## WHAT YOU NEED TO DO
Copy out each line of the material below with no changes.

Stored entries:

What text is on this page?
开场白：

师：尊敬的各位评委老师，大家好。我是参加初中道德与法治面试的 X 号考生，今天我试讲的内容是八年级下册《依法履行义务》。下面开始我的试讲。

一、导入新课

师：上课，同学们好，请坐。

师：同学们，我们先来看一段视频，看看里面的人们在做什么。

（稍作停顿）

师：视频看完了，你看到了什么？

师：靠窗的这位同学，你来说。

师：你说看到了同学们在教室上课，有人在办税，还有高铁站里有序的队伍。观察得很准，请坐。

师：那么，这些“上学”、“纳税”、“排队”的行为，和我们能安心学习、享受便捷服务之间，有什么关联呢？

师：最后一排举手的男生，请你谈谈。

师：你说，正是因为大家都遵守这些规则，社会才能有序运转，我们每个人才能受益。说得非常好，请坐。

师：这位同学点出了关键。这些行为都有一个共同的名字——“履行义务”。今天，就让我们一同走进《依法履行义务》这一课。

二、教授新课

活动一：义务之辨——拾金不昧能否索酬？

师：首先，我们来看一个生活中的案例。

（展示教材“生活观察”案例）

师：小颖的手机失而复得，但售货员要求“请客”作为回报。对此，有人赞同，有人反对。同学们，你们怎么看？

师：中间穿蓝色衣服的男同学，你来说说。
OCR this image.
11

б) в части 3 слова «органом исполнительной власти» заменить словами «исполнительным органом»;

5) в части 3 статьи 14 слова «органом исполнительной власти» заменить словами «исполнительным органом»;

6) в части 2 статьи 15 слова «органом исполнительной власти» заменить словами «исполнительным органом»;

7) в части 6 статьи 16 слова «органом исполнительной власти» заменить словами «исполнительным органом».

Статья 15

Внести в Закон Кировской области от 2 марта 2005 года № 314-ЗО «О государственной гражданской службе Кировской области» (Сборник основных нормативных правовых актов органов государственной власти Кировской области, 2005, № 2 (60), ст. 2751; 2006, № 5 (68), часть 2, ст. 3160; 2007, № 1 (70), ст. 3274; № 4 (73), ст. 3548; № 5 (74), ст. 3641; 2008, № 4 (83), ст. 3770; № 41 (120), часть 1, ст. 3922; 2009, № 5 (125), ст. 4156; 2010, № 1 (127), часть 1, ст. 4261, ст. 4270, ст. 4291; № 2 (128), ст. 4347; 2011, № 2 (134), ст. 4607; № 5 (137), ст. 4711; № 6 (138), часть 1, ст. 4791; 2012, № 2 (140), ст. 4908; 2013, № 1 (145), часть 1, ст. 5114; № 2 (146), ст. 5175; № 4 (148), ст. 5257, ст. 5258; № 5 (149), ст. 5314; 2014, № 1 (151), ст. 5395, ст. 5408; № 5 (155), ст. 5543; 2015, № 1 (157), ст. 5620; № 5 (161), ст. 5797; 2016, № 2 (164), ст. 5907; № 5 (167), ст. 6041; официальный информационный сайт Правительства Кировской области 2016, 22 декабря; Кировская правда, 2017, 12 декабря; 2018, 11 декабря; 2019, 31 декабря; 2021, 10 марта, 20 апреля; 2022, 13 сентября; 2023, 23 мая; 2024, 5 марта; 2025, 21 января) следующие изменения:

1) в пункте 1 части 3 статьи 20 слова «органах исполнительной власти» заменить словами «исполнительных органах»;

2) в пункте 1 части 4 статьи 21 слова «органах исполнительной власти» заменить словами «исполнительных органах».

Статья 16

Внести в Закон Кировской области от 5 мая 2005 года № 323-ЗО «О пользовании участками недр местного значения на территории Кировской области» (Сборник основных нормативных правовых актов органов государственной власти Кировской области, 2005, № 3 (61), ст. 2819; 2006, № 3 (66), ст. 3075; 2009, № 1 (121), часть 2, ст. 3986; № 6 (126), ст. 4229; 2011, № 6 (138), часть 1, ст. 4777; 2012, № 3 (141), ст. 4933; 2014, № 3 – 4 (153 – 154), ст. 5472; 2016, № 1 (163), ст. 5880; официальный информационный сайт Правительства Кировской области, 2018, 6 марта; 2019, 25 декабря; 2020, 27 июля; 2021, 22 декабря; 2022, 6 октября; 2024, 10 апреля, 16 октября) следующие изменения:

## RESPONSE TO THE TASK
What text is on this page?
开场白：

师：尊敬的各位评委老师，大家好。我是参加初中道德与法治面试的 X 号考生，今天我试讲的内容是八年级下册《依法履行义务》。下面开始我的试讲。

一、导入新课

师：上课，同学们好，请坐。

师：同学们，我们先来看一段视频，看看里面的人们在做什么。

（稍作停顿）

师：视频看完了，你看到了什么？

师：靠窗的这位同学，你来说。

师：你说看到了同学们在教室上课，有人在办税，还有高铁站里有序的队伍。观察得很准，请坐。

师：那么，这些“上学”、“纳税”、“排队”的行为，和我们能安心学习、享受便捷服务之间，有什么关联呢？

师：最后一排举手的男生，请你谈谈。

师：你说，正是因为大家都遵守这些规则，社会才能有序运转，我们每个人才能受益。说得非常好，请坐。

师：这位同学点出了关键。这些行为都有一个共同的名字——“履行义务”。今天，就让我们一同走进《依法履行义务》这一课。

二、教授新课

活动一：义务之辨——拾金不昧能否索酬？

师：首先，我们来看一个生活中的案例。

（展示教材“生活观察”案例）

师：小颖的手机失而复得，但售货员要求“请客”作为回报。对此，有人赞同，有人反对。同学们，你们怎么看？

师：中间穿蓝色衣服的男同学，你来说说。
OCR this image.
11

б) в части 3 слова «органом исполнительной власти» заменить словами «исполнительным органом»;

5) в части 3 статьи 14 слова «органом исполнительной власти» заменить словами «исполнительным органом»;

6) в части 2 статьи 15 слова «органом исполнительной власти» заменить словами «исполнительным органом»;

7) в части 6 статьи 16 слова «органом исполнительной власти» заменить словами «исполнительным органом».

Статья 15

Внести в Закон Кировской области от 2 марта 2005 года № 314-ЗО «О государственной гражданской службе Кировской области» (Сборник основных нормативных правовых актов органов государственной власти Кировской области, 2005, № 2 (60), ст. 2751; 2006, № 5 (68), часть 2, ст. 3160; 2007, № 1 (70), ст. 3274; № 4 (73), ст. 3548; № 5 (74), ст. 3641; 2008, № 4 (83), ст. 3770; № 41 (120), часть 1, ст. 3922; 2009, № 5 (125), ст. 4156; 2010, № 1 (127), часть 1, ст. 4261, ст. 4270, ст. 4291; № 2 (128), ст. 4347; 2011, № 2 (134), ст. 4607; № 5 (137), ст. 4711; № 6 (138), часть 1, ст. 4791; 2012, № 2 (140), ст. 4908; 2013, № 1 (145), часть 1, ст. 5114; № 2 (146), ст. 5175; № 4 (148), ст. 5257, ст. 5258; № 5 (149), ст. 5314; 2014, № 1 (151), ст. 5395, ст. 5408; № 5 (155), ст. 5543; 2015, № 1 (157), ст. 5620; № 5 (161), ст. 5797; 2016, № 2 (164), ст. 5907; № 5 (167), ст. 6041; официальный информационный сайт Правительства Кировской области 2016, 22 декабря; Кировская правда, 2017, 12 декабря; 2018, 11 декабря; 2019, 31 декабря; 2021, 10 марта, 20 апреля; 2022, 13 сентября; 2023, 23 мая; 2024, 5 марта; 2025, 21 января) следующие изменения:

1) в пункте 1 части 3 статьи 20 слова «органах исполнительной власти» заменить словами «исполнительных органах»;

2) в пункте 1 части 4 статьи 21 слова «органах исполнительной власти» заменить словами «исполнительных органах».

Статья 16

Внести в Закон Кировской области от 5 мая 2005 года № 323-ЗО «О пользовании участками недр местного значения на территории Кировской области» (Сборник основных нормативных правовых актов органов государственной власти Кировской области, 2005, № 3 (61), ст. 2819; 2006, № 3 (66), ст. 3075; 2009, № 1 (121), часть 2, ст. 3986; № 6 (126), ст. 4229; 2011, № 6 (138), часть 1, ст. 4777; 2012, № 3 (141), ст. 4933; 2014, № 3 – 4 (153 – 154), ст. 5472; 2016, № 1 (163), ст. 5880; официальный информационный сайт Правительства Кировской области, 2018, 6 марта; 2019, 25 декабря; 2020, 27 июля; 2021, 22 декабря; 2022, 6 октября; 2024, 10 апреля, 16 октября) следующие изменения:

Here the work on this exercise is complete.